▶ **WHAT THIS TASK INVOLVES**
Pull out every line from the listing that has the word "frac".

--- Begin PROVIDED RECORDS ---

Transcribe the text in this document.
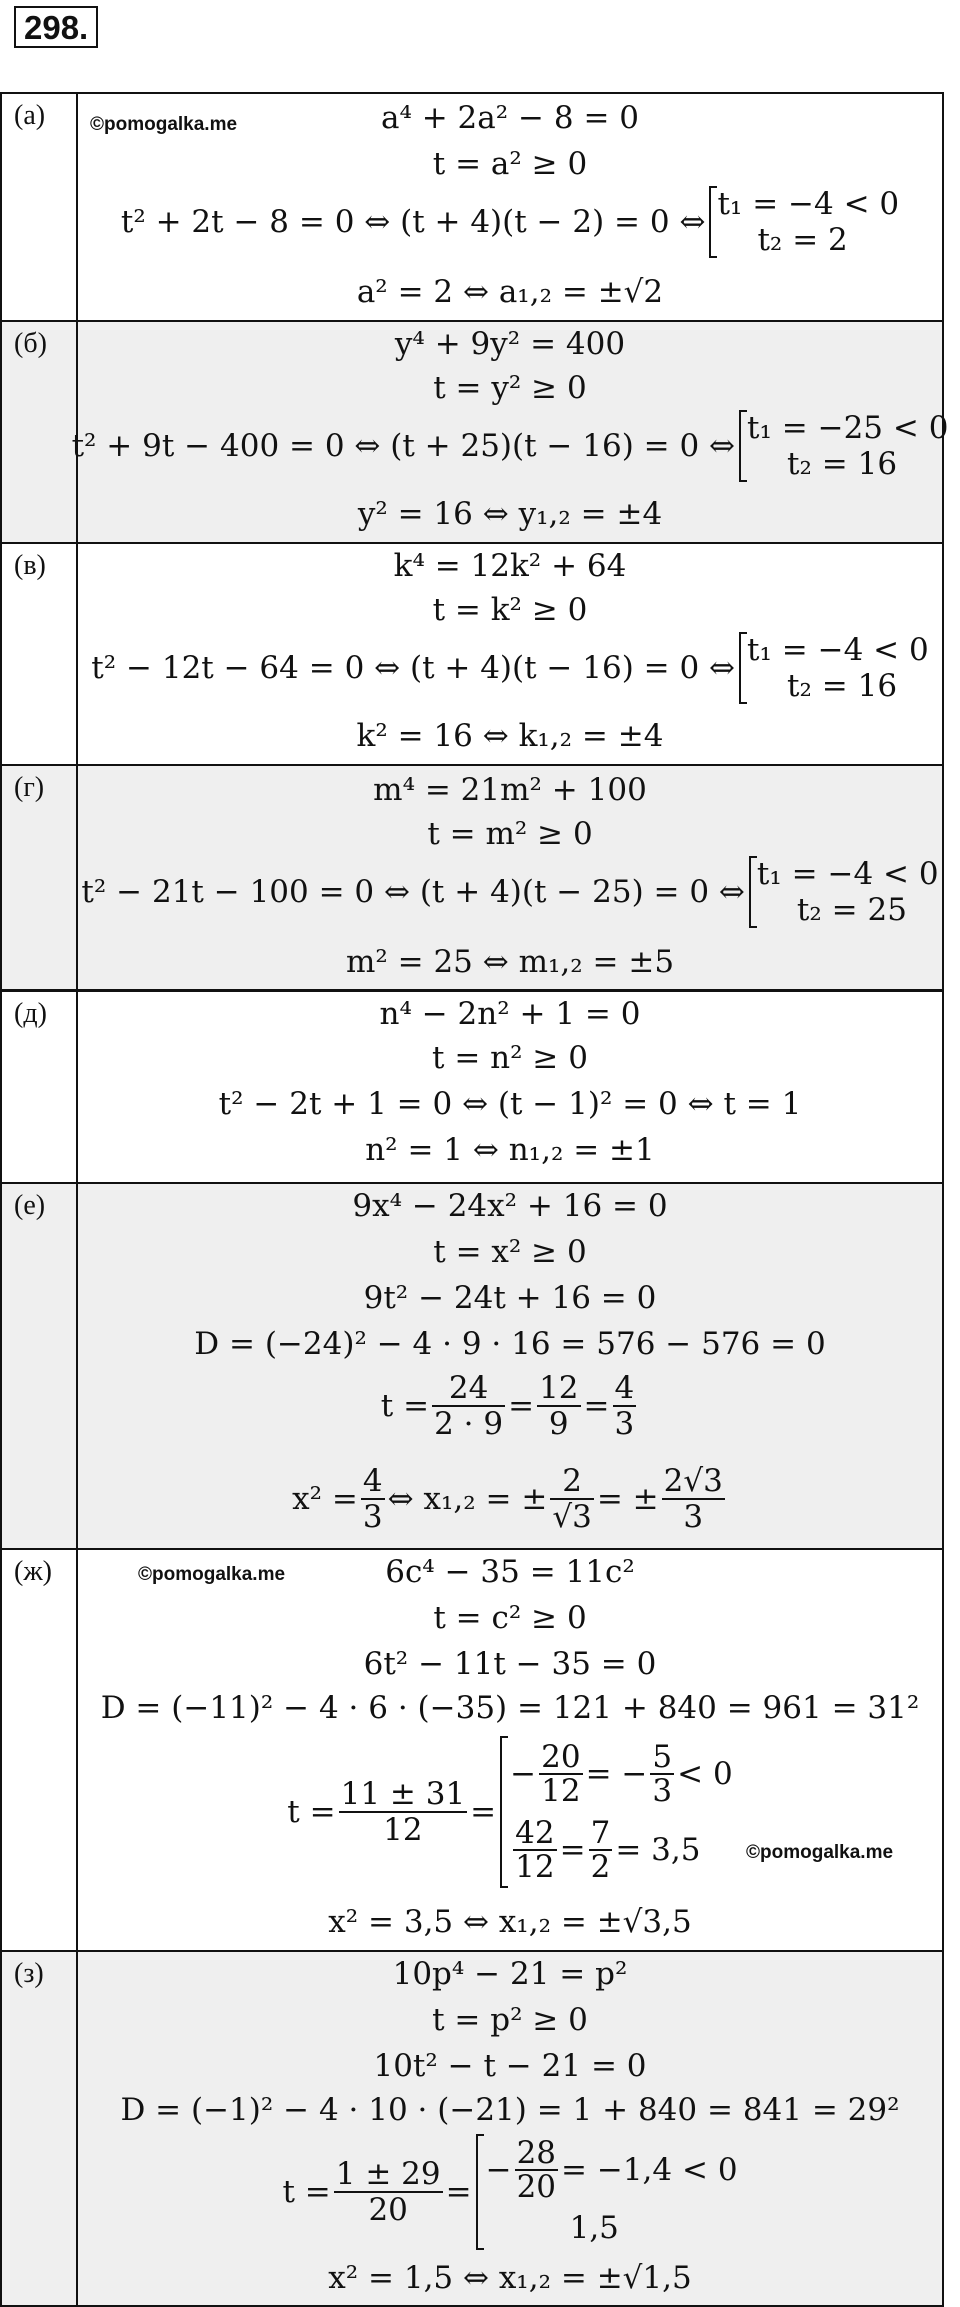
298.
(а) ©pomogalka.me	a⁴ + 2a² − 8 = 0
t = a² ≥ 0
t² + 2t − 8 = 0 ⇔ (t + 4)(t − 2) = 0 ⇔ t₁ = −4 < 0
t₂ = 2
a² = 2 ⇔ a₁,₂ = ±√2
(б)	y⁴ + 9y² = 400
t = y² ≥ 0
t² + 9t − 400 = 0 ⇔ (t + 25)(t − 16) = 0 ⇔ t₁ = −25 < 0
t₂ = 16
y² = 16 ⇔ y₁,₂ = ±4
(в)	k⁴ = 12k² + 64
t = k² ≥ 0
t² − 12t − 64 = 0 ⇔ (t + 4)(t − 16) = 0 ⇔ t₁ = −4 < 0
t₂ = 16
k² = 16 ⇔ k₁,₂ = ±4
(г)	m⁴ = 21m² + 100
t = m² ≥ 0
t² − 21t − 100 = 0 ⇔ (t + 4)(t − 25) = 0 ⇔ t₁ = −4 < 0
t₂ = 25
m² = 25 ⇔ m₁,₂ = ±5
(д)	n⁴ − 2n² + 1 = 0
t = n² ≥ 0
t² − 2t + 1 = 0 ⇔ (t − 1)² = 0 ⇔ t = 1
n² = 1 ⇔ n₁,₂ = ±1
(е)	9x⁴ − 24x² + 16 = 0
t = x² ≥ 0
9t² − 24t + 16 = 0
D = (−24)² − 4 · 9 · 16 = 576 − 576 = 0
$t = \frac{24}{2 \cdot 9} = \frac{12}{9} = \frac{4}{3}$
$x^2 = \frac{4}{3}$ ⇔ x₁,₂ = ± $\frac{2}{√3}$ = ± $\frac{2√3}{3}$
(ж)	©pomogalka.me	6c⁴ − 35 = 11c²
t = c² ≥ 0
6t² − 11t − 35 = 0
D = (−11)² − 4 · 6 · (−35) = 121 + 840 = 961 = 31²
$t = \frac{11 \pm 31}{12}$ =
− $\frac{20}{12}$ = − $\frac{5}{3} < 0$
$\frac{42}{12} = \frac{7}{2} = 3,5$ ©pomogalka.me
x² = 3,5 ⇔ x₁,₂ = ±√3,5
(з)	10p⁴ − 21 = p²
t = p² ≥ 0
10t² − t − 21 = 0
D = (−1)² − 4 · 10 · (−21) = 1 + 840 = 841 = 29²
$t = \frac{1 \pm 29}{20}$ =
− $\frac{28}{20} = -1,4 < 0$
1,5
x² = 1,5 ⇔ x₁,₂ = ±√1,5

--- End PROVIDED RECORDS ---

▶ **EXERCISE RESULT**
$t = \frac{24}{2 \cdot 9} = \frac{12}{9} = \frac{4}{3}$
$x^2 = \frac{4}{3}$ ⇔ x₁,₂ = ± $\frac{2}{√3}$ = ± $\frac{2√3}{3}$
$t = \frac{11 \pm 31}{12}$ =
− $\frac{20}{12}$ = − $\frac{5}{3} < 0$
$\frac{42}{12} = \frac{7}{2} = 3,5$ ©pomogalka.me
$t = \frac{1 \pm 29}{20}$ =
− $\frac{28}{20} = -1,4 < 0$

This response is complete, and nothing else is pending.